(Saved data entries)
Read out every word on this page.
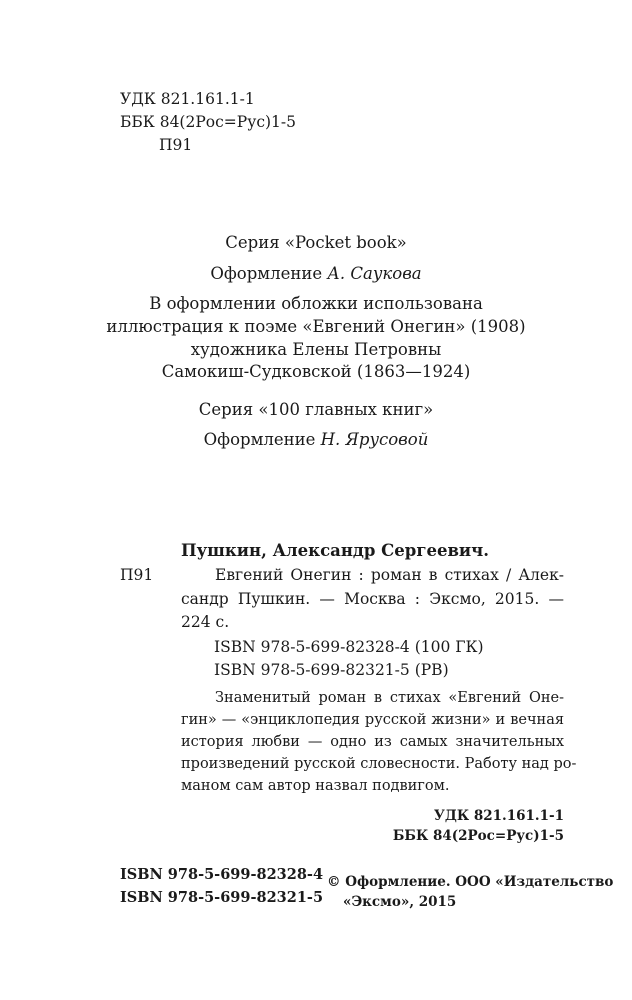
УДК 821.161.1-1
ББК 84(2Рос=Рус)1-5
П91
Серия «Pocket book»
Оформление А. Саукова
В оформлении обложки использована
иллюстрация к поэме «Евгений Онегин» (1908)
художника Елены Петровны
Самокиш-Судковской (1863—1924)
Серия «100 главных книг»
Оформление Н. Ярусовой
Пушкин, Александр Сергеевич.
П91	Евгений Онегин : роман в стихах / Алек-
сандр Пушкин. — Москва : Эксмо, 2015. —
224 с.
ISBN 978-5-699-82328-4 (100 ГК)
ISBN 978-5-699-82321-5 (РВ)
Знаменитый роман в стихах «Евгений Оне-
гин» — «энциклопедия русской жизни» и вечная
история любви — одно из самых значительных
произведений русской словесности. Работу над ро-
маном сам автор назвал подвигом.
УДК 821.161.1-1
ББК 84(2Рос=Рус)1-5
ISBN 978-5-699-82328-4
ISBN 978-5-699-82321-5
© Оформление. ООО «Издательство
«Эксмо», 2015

What you should do
Leave the images out, please, and restate each line word for word.

Exercise response
Read out every word on this page.
УДК 821.161.1-1
ББК 84(2Рос=Рус)1-5
П91
Серия «Pocket book»
Оформление А. Саукова
В оформлении обложки использована
иллюстрация к поэме «Евгений Онегин» (1908)
художника Елены Петровны
Самокиш-Судковской (1863—1924)
Серия «100 главных книг»
Оформление Н. Ярусовой
Пушкин, Александр Сергеевич.
П91	Евгений Онегин : роман в стихах / Алек-
сандр Пушкин. — Москва : Эксмо, 2015. —
224 с.
ISBN 978-5-699-82328-4 (100 ГК)
ISBN 978-5-699-82321-5 (РВ)
Знаменитый роман в стихах «Евгений Оне-
гин» — «энциклопедия русской жизни» и вечная
история любви — одно из самых значительных
произведений русской словесности. Работу над ро-
маном сам автор назвал подвигом.
УДК 821.161.1-1
ББК 84(2Рос=Рус)1-5
ISBN 978-5-699-82328-4
ISBN 978-5-699-82321-5
© Оформление. ООО «Издательство
«Эксмо», 2015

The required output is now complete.